(begin)

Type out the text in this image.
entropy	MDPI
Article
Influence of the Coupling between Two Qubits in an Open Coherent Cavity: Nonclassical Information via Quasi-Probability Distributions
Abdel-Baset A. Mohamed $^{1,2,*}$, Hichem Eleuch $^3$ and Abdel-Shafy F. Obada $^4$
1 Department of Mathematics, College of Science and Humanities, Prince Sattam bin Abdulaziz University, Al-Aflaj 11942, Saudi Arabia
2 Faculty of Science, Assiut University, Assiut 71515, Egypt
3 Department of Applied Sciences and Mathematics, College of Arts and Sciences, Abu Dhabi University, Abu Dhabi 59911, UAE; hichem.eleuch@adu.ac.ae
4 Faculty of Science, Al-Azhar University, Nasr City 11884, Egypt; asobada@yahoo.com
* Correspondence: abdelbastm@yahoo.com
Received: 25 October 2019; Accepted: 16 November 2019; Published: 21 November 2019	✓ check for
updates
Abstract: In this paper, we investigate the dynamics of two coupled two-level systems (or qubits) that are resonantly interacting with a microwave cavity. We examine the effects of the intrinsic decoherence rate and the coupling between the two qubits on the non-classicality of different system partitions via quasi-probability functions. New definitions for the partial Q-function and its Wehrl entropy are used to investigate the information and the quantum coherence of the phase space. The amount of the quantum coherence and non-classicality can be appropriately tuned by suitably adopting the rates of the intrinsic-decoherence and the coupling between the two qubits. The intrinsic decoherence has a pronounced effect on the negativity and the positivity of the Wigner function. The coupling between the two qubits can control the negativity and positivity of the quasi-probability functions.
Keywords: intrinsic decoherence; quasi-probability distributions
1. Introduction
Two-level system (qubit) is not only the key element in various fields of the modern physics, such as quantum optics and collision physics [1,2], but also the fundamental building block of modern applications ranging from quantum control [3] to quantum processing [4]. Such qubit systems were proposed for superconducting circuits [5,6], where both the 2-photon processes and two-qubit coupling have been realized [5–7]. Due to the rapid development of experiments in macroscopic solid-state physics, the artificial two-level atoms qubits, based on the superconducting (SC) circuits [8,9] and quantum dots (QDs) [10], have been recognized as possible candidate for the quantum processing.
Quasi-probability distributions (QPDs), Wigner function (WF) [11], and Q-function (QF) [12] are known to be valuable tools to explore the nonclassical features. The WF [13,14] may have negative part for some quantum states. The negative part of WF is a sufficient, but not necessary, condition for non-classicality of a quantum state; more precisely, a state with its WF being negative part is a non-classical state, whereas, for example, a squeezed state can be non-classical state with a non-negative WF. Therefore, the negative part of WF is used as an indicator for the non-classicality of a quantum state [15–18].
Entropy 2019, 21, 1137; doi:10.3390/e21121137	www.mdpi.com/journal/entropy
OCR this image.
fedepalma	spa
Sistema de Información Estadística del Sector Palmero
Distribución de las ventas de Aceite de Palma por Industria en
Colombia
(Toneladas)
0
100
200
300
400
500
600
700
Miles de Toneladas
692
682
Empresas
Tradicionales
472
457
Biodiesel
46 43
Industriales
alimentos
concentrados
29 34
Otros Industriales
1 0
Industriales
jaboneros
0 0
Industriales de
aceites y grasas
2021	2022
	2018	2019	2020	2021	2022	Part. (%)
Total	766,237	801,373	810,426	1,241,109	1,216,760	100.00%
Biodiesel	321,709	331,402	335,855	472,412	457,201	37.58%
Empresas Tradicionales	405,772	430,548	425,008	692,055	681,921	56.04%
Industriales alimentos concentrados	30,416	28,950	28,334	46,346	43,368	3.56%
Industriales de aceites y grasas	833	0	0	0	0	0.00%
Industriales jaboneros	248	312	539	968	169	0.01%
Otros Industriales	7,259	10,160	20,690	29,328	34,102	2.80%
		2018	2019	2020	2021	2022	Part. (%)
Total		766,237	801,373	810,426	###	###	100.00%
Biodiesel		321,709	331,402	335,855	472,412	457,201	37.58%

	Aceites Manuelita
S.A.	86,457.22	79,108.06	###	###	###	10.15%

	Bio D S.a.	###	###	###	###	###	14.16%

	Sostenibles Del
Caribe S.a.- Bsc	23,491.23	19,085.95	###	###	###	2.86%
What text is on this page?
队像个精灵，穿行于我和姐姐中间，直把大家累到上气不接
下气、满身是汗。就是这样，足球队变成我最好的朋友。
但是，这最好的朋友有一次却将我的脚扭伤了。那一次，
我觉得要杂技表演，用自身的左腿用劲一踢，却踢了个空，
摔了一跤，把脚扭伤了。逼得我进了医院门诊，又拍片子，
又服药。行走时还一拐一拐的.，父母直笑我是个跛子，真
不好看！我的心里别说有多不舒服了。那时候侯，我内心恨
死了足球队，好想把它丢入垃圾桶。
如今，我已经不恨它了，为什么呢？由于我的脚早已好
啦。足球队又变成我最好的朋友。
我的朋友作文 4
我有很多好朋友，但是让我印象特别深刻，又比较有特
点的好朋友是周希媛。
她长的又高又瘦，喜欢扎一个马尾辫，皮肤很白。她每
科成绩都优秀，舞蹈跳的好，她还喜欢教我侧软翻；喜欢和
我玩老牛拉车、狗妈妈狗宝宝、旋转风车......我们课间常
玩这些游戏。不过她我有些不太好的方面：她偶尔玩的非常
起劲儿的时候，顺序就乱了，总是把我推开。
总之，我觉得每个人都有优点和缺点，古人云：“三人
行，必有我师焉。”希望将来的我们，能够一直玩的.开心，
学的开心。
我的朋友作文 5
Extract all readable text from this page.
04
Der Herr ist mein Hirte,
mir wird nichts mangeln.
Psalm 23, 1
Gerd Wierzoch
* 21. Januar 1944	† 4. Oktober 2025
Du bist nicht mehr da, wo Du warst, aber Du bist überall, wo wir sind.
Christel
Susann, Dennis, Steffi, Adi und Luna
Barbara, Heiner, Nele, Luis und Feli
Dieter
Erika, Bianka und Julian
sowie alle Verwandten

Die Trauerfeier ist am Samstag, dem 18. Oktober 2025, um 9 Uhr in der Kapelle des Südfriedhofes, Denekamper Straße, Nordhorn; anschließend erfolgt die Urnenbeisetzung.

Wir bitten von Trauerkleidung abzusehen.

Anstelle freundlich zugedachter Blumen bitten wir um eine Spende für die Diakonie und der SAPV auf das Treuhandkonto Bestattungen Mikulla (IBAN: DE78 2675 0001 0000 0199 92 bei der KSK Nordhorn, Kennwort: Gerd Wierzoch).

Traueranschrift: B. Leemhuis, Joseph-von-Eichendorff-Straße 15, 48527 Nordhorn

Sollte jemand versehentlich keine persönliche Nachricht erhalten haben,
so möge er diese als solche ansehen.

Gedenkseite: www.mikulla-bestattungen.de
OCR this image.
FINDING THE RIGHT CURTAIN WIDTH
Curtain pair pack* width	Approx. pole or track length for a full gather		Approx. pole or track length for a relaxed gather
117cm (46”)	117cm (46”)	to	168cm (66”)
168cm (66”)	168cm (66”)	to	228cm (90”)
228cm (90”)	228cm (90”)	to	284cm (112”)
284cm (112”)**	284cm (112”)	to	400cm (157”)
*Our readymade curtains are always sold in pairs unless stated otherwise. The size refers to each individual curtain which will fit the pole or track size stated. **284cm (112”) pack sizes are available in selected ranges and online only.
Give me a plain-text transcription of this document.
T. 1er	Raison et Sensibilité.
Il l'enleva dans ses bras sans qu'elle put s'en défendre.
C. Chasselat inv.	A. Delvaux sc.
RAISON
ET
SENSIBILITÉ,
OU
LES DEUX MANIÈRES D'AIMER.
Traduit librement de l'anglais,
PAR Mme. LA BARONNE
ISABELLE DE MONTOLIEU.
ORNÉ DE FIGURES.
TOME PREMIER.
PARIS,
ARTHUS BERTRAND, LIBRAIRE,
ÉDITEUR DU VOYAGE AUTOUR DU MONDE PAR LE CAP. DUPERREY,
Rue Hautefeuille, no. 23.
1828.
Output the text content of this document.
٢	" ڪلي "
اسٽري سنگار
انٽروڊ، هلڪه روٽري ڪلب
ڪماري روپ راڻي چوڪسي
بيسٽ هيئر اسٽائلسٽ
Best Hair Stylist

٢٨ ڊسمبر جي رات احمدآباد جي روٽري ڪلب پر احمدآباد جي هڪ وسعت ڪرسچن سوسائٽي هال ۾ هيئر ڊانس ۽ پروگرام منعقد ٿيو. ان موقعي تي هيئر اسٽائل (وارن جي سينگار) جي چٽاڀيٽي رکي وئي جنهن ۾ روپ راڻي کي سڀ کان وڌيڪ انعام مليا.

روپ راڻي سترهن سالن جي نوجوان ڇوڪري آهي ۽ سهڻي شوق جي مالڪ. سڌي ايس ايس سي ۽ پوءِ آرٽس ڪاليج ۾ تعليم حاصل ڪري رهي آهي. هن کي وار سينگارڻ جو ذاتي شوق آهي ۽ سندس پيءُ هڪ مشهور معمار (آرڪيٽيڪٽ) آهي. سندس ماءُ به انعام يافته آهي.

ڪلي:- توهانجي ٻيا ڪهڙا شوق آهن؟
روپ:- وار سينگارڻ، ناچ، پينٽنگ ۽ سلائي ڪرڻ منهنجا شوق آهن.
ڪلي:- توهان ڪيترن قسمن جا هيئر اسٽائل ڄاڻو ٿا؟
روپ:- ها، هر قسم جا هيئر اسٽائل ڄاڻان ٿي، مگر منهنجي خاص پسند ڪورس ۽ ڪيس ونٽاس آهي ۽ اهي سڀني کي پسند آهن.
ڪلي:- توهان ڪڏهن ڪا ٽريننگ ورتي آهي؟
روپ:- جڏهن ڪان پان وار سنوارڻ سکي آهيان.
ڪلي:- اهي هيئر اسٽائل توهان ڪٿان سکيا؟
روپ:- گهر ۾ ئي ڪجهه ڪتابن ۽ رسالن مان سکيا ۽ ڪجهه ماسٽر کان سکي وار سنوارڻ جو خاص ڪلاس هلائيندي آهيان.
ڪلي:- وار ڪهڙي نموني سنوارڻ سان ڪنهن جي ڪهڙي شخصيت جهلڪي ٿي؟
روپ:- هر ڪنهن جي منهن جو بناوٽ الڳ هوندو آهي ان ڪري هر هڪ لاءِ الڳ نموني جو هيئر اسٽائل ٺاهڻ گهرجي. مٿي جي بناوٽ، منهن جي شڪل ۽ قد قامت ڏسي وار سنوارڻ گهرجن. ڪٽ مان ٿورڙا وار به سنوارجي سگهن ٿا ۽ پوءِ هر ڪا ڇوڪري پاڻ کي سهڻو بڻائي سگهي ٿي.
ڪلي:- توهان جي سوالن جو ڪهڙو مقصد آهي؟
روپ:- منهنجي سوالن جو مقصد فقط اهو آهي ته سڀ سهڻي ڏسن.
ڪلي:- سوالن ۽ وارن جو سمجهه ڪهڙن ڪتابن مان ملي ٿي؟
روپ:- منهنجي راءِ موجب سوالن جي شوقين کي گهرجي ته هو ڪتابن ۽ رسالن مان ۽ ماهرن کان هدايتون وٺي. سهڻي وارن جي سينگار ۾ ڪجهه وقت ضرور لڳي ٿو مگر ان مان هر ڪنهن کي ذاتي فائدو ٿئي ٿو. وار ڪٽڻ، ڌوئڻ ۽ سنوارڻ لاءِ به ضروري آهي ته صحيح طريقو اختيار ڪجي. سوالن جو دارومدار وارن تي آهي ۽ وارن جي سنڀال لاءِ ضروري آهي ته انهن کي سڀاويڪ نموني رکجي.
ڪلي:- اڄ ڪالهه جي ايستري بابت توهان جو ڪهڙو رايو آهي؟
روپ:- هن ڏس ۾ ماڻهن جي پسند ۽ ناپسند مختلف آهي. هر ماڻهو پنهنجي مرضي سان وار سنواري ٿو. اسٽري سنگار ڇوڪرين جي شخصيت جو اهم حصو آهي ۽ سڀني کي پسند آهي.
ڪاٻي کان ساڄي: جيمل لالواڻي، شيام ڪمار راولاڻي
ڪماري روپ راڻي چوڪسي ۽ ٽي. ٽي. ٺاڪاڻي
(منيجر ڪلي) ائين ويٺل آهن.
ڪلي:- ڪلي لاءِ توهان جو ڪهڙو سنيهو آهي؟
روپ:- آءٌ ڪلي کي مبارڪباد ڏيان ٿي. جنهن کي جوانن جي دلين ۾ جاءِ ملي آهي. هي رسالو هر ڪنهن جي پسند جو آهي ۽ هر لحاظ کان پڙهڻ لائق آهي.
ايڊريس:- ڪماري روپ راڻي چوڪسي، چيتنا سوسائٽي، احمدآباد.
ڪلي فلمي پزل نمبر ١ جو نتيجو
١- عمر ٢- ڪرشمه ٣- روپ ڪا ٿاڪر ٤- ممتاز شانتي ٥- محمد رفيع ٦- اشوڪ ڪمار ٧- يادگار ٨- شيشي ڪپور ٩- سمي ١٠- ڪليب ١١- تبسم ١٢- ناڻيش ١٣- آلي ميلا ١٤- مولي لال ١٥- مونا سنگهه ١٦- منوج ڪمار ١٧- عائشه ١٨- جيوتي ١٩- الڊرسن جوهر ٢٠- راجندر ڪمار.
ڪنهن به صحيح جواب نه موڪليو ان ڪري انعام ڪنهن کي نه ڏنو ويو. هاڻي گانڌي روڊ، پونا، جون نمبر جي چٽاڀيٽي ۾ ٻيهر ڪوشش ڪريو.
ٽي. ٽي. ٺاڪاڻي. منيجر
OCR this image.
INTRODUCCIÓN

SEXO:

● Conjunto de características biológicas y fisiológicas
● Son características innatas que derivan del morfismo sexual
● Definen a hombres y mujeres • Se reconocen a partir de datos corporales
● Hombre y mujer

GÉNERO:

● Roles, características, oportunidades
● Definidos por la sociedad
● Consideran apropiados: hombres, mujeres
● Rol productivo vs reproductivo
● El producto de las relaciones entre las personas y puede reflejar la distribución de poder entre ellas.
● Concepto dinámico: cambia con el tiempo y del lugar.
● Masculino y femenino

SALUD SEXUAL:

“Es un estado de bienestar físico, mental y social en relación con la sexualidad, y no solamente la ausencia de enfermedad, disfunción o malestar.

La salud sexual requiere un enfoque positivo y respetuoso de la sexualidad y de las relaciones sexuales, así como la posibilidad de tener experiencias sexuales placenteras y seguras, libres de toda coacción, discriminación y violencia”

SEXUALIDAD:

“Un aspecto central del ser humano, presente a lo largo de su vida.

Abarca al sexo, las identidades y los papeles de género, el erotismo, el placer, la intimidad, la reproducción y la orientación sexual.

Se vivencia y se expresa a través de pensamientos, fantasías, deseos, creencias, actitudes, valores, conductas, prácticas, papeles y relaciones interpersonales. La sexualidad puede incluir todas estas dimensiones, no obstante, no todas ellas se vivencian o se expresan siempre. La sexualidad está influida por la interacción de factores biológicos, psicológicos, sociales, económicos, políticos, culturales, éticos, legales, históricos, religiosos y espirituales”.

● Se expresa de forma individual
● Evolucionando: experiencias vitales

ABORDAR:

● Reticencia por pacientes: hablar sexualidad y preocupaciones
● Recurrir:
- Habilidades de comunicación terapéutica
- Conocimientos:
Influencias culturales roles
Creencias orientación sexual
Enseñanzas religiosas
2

(end)

The exercise:
Read through the entries and copy every line that includes "سوسائٽي".

Complete output:
٢٨ ڊسمبر جي رات احمدآباد جي روٽري ڪلب پر احمدآباد جي هڪ وسعت ڪرسچن سوسائٽي هال ۾ هيئر ڊانس ۽ پروگرام منعقد ٿيو. ان موقعي تي هيئر اسٽائل (وارن جي سينگار) جي چٽاڀيٽي رکي وئي جنهن ۾ روپ راڻي کي سڀ کان وڌيڪ انعام مليا.
ايڊريس:- ڪماري روپ راڻي چوڪسي، چيتنا سوسائٽي، احمدآباد.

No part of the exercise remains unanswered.